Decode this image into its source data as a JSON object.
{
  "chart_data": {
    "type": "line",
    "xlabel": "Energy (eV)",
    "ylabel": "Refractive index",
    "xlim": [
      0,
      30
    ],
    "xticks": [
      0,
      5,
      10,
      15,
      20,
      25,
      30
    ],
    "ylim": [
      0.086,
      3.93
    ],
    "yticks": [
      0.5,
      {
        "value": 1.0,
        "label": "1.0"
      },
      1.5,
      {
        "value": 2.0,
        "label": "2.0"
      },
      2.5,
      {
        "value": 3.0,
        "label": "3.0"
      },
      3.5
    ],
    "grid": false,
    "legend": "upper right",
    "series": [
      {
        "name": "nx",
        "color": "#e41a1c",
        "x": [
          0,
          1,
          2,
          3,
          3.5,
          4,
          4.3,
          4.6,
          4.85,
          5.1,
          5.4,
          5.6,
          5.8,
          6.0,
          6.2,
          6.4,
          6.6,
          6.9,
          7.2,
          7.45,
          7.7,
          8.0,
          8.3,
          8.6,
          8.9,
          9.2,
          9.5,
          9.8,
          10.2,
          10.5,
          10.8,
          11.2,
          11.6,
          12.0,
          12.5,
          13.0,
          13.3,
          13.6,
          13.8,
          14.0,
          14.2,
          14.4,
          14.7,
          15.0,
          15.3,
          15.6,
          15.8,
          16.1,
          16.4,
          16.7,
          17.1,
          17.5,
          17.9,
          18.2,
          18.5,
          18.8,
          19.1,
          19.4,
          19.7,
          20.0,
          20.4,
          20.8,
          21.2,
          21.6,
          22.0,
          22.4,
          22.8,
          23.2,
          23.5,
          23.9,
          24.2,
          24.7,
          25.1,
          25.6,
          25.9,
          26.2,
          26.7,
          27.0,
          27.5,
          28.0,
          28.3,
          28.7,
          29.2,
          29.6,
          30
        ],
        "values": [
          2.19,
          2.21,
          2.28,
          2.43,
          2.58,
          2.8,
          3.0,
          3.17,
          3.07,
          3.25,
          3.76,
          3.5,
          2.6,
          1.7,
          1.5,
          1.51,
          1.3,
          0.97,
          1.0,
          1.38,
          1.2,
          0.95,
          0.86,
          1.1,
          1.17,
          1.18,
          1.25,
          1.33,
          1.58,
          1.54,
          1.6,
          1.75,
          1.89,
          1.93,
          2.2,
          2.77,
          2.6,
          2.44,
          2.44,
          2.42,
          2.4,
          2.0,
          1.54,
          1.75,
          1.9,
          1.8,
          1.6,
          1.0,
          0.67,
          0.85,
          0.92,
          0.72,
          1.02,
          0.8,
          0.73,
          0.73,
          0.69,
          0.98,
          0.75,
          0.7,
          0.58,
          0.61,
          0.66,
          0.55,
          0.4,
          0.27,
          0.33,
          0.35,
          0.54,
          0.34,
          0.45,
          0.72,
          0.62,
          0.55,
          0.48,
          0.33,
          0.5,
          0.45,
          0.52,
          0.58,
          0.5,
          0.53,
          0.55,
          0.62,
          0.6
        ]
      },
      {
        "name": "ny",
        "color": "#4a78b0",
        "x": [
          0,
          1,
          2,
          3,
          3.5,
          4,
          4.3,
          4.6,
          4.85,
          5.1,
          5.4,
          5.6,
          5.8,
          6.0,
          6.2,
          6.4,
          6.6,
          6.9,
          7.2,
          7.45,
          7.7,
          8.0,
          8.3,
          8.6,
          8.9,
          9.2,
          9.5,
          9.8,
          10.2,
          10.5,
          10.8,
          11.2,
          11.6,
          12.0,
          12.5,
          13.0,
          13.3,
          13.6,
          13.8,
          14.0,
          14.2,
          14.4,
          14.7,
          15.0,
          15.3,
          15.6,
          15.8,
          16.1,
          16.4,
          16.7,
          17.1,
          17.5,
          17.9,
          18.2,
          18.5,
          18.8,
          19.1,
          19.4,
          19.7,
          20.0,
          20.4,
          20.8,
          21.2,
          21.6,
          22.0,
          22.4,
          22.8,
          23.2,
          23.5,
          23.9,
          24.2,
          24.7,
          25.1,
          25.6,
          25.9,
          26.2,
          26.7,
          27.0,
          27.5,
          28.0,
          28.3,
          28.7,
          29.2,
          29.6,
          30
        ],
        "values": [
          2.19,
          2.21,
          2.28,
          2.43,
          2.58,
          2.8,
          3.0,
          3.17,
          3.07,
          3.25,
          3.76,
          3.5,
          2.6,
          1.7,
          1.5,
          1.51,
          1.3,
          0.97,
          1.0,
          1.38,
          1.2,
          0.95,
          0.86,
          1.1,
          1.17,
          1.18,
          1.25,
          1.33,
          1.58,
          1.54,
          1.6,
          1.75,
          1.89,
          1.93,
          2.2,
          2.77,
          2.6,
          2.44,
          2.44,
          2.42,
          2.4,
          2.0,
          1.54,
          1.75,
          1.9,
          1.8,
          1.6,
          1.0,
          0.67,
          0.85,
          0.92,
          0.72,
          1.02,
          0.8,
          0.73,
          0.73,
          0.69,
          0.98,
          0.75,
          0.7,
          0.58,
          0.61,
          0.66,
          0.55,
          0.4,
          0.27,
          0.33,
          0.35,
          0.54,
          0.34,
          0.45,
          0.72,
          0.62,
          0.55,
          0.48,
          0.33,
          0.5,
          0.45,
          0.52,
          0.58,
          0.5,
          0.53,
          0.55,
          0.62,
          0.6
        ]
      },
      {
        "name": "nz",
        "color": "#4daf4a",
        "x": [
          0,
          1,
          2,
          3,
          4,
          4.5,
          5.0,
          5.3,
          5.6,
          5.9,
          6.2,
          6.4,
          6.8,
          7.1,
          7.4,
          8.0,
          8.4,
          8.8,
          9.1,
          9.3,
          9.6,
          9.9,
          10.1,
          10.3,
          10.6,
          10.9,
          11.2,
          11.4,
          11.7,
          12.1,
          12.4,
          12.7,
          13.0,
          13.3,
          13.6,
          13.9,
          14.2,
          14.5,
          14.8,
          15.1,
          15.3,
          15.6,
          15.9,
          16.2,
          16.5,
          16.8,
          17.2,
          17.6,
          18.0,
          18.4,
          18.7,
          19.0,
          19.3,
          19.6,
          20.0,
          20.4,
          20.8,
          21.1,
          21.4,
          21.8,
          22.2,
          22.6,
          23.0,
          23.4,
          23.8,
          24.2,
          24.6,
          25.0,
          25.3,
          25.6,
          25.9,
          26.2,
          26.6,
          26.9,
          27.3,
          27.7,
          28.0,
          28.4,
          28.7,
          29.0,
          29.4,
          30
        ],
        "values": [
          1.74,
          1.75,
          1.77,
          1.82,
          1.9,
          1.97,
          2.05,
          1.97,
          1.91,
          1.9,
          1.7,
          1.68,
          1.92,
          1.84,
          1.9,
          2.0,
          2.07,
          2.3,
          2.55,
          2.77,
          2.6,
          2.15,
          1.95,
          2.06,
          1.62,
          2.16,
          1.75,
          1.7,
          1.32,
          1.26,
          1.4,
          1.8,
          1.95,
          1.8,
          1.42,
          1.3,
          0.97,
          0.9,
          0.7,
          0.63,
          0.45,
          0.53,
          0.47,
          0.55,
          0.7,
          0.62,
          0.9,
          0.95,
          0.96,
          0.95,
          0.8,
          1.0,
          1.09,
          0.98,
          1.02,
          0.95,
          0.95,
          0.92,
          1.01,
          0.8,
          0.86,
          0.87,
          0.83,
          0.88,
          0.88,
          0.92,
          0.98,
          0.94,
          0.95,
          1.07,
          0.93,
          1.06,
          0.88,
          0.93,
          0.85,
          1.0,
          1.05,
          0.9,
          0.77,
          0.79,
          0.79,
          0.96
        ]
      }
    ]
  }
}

---

Written instruction → From the data above, work out how many lines contain the string "color" and reply with only the number.

Correct result → 3